→ AVAILABLE DATA:
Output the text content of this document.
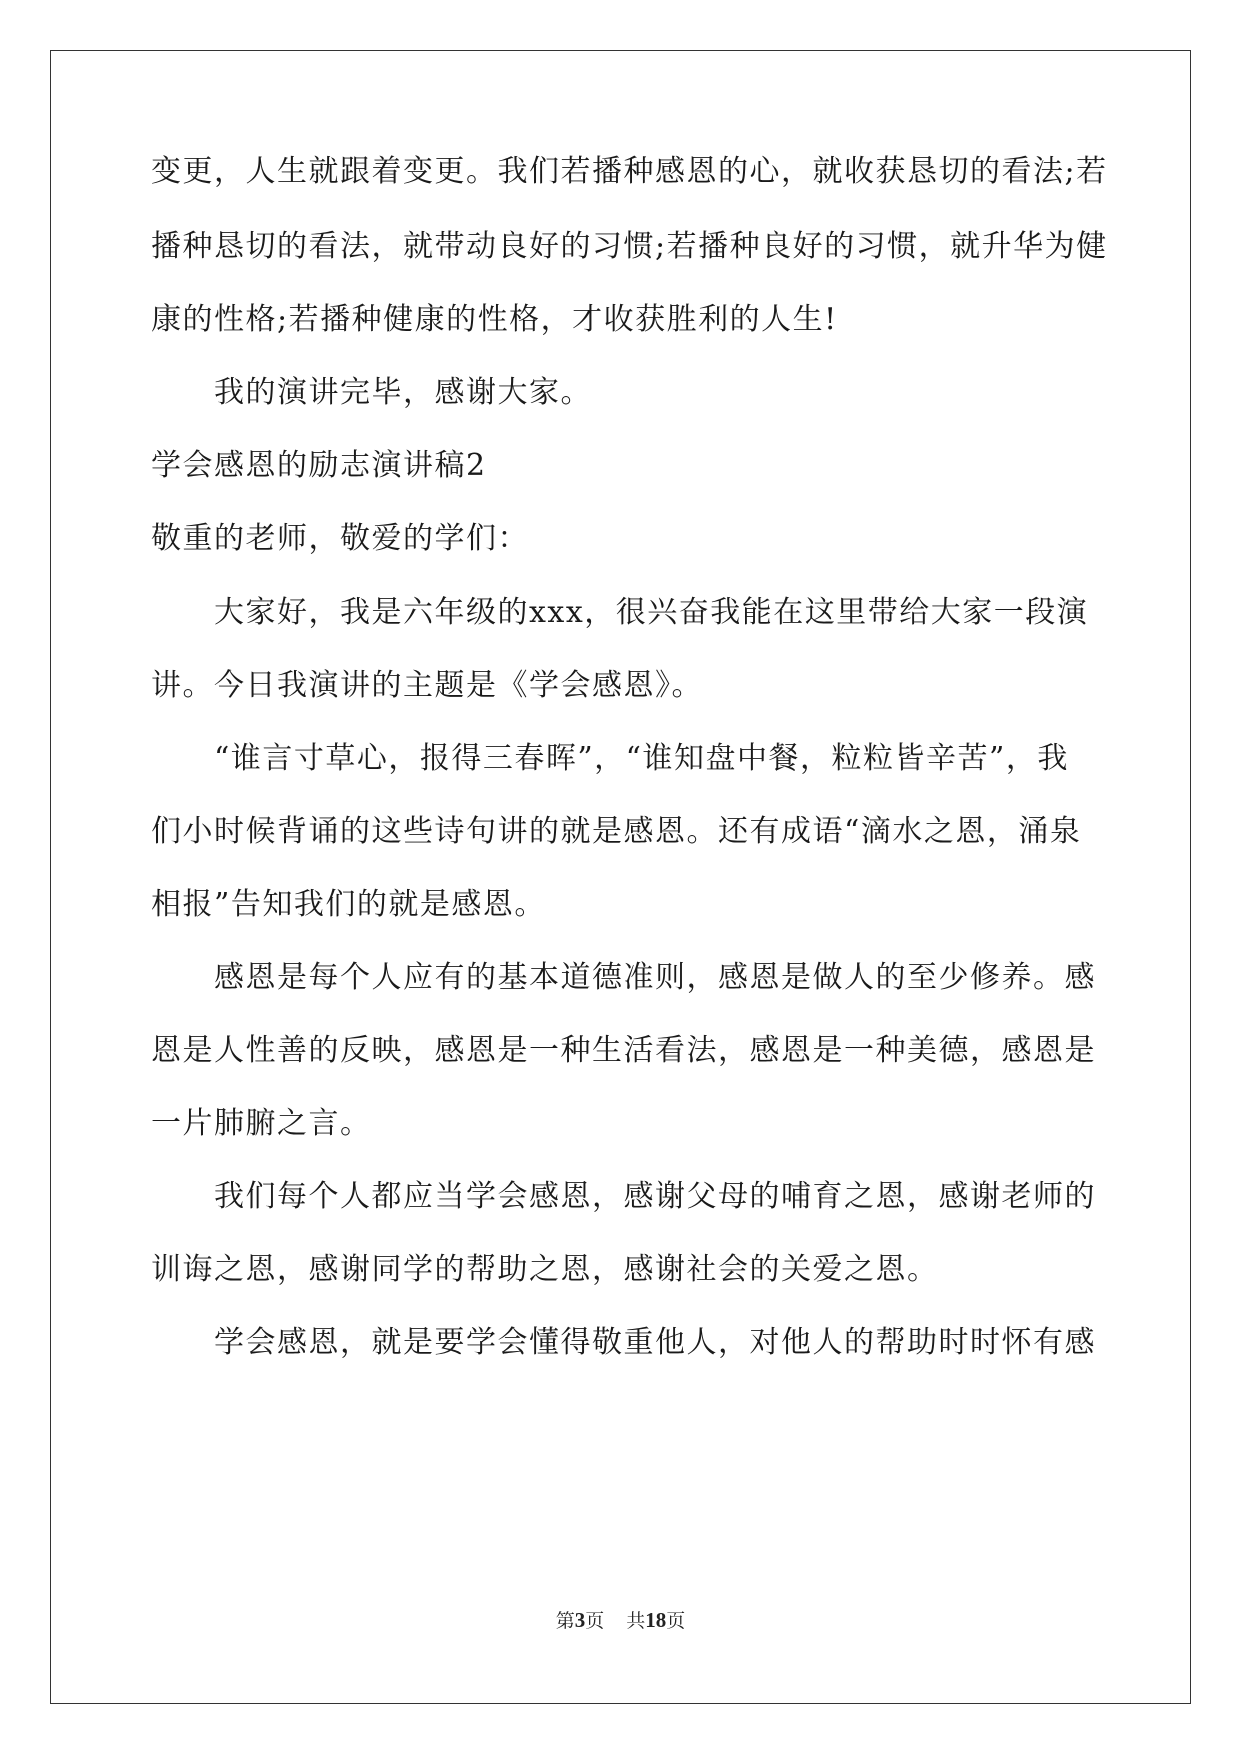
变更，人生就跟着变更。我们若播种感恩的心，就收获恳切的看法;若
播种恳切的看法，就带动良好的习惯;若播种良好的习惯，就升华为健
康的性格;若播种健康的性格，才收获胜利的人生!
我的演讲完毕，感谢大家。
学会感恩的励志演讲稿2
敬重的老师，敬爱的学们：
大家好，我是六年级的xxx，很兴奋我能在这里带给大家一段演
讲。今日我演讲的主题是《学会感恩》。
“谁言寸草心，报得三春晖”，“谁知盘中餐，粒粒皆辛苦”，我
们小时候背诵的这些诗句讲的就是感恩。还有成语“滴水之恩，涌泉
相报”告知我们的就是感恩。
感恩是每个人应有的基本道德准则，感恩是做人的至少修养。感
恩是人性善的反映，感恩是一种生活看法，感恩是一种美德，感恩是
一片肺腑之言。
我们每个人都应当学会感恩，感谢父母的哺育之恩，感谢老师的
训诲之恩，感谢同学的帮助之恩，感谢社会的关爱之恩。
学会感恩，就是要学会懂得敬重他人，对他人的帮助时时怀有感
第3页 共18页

→ PROBLEM REQUIREMENTS: Keep the pictures out of the copy and write out the data exactly as it stands.

→ SOLUTION TO THE EXERCISE:
Output the text content of this document.
变更，人生就跟着变更。我们若播种感恩的心，就收获恳切的看法;若
播种恳切的看法，就带动良好的习惯;若播种良好的习惯，就升华为健
康的性格;若播种健康的性格，才收获胜利的人生!
我的演讲完毕，感谢大家。
学会感恩的励志演讲稿2
敬重的老师，敬爱的学们：
大家好，我是六年级的xxx，很兴奋我能在这里带给大家一段演
讲。今日我演讲的主题是《学会感恩》。
“谁言寸草心，报得三春晖”，“谁知盘中餐，粒粒皆辛苦”，我
们小时候背诵的这些诗句讲的就是感恩。还有成语“滴水之恩，涌泉
相报”告知我们的就是感恩。
感恩是每个人应有的基本道德准则，感恩是做人的至少修养。感
恩是人性善的反映，感恩是一种生活看法，感恩是一种美德，感恩是
一片肺腑之言。
我们每个人都应当学会感恩，感谢父母的哺育之恩，感谢老师的
训诲之恩，感谢同学的帮助之恩，感谢社会的关爱之恩。
学会感恩，就是要学会懂得敬重他人，对他人的帮助时时怀有感
第3页 共18页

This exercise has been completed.